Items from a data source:
+++
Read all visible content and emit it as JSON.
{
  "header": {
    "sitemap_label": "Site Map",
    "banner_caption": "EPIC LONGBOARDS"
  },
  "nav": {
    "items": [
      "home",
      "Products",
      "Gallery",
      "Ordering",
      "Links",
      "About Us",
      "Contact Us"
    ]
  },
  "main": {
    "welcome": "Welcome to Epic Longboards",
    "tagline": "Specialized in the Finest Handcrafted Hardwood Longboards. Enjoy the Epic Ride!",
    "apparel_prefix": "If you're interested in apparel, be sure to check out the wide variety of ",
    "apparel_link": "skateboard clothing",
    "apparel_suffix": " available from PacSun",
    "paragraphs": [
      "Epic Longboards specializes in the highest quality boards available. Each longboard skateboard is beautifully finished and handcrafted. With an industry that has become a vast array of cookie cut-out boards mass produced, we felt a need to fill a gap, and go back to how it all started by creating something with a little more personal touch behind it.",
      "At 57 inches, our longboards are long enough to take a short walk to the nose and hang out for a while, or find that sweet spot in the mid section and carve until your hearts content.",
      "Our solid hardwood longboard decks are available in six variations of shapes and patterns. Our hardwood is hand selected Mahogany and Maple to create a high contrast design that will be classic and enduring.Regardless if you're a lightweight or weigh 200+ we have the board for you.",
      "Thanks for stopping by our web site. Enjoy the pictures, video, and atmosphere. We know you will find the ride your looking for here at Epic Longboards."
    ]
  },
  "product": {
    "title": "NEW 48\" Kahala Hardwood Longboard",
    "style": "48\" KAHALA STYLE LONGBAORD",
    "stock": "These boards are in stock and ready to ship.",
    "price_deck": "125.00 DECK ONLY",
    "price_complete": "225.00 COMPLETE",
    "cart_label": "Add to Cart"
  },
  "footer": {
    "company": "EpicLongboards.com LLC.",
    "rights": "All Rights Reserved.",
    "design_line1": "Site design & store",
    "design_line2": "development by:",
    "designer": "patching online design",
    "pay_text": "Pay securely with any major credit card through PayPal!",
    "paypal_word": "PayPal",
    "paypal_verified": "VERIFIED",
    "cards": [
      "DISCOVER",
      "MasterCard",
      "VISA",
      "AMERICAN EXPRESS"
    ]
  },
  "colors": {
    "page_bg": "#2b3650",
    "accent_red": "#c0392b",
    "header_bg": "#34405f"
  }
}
+++
TASK BRIEF: Copy every line above that holds the word "Enjoy".

WRITTEN ANSWER:
    "tagline": "Specialized in the Finest Handcrafted Hardwood Longboards. Enjoy the Epic Ride!",
      "Thanks for stopping by our web site. Enjoy the pictures, video, and atmosphere. We know you will find the ride your looking for here at Epic Longboards."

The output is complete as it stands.